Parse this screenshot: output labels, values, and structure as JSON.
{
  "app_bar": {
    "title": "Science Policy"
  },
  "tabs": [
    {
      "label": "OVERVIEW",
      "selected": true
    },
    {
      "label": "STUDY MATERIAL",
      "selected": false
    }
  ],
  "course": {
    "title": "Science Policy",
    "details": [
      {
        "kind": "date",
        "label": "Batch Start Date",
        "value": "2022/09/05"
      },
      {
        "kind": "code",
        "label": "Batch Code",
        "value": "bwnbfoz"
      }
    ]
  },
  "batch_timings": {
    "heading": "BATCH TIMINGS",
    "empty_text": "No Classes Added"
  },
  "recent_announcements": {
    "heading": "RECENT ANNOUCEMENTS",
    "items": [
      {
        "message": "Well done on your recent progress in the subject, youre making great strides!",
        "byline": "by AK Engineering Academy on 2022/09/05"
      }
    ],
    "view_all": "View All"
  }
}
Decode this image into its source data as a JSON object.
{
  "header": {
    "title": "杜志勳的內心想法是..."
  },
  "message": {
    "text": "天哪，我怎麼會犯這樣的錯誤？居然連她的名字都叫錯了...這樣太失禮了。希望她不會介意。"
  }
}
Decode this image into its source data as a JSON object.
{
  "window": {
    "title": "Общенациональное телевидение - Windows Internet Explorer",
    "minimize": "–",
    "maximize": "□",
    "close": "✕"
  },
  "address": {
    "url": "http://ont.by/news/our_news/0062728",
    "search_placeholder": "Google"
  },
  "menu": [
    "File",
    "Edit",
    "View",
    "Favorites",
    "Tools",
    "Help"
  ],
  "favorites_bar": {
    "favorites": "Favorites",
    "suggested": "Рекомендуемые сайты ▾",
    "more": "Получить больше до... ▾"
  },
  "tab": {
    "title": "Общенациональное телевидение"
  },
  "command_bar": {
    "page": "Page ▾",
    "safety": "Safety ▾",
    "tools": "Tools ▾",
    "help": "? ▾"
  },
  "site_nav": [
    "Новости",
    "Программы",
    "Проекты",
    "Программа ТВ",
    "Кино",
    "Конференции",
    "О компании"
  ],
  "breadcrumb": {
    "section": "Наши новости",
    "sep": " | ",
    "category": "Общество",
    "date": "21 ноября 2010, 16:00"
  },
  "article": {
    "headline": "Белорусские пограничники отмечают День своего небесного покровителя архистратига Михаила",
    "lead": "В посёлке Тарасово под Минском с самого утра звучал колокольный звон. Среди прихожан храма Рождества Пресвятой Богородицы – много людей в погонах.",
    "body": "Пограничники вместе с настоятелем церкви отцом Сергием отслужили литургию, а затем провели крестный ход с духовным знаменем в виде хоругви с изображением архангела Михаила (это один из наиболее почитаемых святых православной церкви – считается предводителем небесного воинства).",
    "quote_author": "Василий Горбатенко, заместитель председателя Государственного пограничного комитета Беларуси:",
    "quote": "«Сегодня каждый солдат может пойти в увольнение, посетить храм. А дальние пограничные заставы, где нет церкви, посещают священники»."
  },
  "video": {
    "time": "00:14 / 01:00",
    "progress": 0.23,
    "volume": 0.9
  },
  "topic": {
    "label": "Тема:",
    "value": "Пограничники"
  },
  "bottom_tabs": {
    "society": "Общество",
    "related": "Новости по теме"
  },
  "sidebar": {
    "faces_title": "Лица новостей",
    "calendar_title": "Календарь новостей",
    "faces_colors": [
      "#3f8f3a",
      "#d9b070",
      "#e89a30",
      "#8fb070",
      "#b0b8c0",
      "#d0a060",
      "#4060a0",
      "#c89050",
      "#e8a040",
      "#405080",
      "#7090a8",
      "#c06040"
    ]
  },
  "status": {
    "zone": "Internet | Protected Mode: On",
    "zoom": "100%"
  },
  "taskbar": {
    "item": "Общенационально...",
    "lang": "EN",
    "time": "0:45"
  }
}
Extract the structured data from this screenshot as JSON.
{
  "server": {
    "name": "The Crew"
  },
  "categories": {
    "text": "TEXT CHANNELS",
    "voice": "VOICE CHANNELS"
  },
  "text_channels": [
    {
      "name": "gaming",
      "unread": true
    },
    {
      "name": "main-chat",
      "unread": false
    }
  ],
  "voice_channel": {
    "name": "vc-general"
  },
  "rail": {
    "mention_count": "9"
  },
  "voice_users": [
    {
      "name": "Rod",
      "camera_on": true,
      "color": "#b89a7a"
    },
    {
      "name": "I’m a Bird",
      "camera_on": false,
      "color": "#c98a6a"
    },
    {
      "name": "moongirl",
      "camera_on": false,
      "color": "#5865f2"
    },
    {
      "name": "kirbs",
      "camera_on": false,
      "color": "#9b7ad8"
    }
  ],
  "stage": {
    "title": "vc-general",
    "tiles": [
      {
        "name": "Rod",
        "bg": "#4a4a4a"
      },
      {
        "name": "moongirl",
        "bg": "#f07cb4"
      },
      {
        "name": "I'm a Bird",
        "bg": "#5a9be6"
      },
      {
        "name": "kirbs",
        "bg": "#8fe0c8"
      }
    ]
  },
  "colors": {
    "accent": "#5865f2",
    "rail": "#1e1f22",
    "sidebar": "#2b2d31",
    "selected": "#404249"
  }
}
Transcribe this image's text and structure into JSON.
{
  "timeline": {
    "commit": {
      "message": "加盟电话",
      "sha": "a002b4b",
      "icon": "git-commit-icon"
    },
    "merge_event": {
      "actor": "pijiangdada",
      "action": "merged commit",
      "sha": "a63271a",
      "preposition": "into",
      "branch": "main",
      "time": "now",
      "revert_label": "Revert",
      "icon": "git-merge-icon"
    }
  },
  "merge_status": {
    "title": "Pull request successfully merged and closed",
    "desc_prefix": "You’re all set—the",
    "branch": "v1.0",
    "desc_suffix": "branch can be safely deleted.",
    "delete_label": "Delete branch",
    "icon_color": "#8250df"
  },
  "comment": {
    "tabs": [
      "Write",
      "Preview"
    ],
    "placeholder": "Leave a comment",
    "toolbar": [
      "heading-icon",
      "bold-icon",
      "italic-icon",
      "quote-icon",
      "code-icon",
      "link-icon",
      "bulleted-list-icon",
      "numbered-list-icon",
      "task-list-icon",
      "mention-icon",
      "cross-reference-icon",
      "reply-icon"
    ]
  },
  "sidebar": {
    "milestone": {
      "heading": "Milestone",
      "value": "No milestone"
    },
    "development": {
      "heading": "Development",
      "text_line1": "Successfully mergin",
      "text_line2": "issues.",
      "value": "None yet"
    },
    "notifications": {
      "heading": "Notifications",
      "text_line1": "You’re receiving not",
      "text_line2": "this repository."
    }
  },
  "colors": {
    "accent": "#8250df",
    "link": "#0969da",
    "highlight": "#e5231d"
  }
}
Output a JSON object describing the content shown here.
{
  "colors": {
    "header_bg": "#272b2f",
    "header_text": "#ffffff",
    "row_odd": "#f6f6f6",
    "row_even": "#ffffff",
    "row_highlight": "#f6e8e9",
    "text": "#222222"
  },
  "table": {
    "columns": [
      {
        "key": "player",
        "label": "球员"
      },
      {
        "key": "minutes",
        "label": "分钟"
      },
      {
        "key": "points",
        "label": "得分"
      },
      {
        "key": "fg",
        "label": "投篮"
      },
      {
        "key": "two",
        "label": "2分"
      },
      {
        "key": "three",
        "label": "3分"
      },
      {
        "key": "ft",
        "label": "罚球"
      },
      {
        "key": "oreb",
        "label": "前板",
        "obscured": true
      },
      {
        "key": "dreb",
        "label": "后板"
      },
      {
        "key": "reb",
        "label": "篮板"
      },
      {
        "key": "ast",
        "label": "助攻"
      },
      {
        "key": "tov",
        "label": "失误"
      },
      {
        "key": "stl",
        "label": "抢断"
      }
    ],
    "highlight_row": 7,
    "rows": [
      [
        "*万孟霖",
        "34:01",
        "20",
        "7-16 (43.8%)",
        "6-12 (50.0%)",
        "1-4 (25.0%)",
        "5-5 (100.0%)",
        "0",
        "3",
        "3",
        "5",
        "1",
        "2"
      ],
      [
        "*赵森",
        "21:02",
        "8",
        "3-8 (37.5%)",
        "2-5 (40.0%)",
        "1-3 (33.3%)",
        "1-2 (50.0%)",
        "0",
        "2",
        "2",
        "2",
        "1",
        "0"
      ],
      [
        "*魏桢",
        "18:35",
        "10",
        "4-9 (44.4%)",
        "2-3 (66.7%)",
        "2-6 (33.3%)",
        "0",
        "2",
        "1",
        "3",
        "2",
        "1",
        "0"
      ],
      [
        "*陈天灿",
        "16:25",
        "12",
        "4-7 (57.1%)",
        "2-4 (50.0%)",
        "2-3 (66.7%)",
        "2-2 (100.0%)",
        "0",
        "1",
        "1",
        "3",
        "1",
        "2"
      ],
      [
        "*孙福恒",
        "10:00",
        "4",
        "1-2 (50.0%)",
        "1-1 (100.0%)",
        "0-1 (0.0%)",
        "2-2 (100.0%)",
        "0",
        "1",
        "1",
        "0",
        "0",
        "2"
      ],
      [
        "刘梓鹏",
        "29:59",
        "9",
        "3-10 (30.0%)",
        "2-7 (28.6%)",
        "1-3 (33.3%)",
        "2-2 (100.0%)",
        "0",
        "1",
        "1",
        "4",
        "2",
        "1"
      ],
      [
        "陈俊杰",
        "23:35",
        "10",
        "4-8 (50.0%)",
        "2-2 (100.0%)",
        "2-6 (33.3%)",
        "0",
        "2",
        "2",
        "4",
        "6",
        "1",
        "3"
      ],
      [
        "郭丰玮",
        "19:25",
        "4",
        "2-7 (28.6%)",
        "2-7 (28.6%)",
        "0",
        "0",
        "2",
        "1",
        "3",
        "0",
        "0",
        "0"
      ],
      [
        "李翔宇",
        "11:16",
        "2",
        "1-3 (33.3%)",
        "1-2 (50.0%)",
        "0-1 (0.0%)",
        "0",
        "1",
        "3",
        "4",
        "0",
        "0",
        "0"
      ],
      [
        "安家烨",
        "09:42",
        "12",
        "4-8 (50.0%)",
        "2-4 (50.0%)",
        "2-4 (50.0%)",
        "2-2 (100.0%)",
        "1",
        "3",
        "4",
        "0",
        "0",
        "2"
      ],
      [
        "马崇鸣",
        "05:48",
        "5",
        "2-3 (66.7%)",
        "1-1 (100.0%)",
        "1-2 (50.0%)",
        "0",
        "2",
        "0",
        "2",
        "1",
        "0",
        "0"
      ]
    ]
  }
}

--------------------

• The exercise: Read the entries and select each line where the word "name" is found.

• Exercise output:
    "name": "The Crew"
      "name": "gaming",
      "name": "main-chat",
    "name": "vc-general"
      "name": "Rod",
      "name": "I’m a Bird",
      "name": "moongirl",
      "name": "kirbs",
        "name": "Rod",
        "name": "moongirl",
        "name": "I'm a Bird",
        "name": "kirbs",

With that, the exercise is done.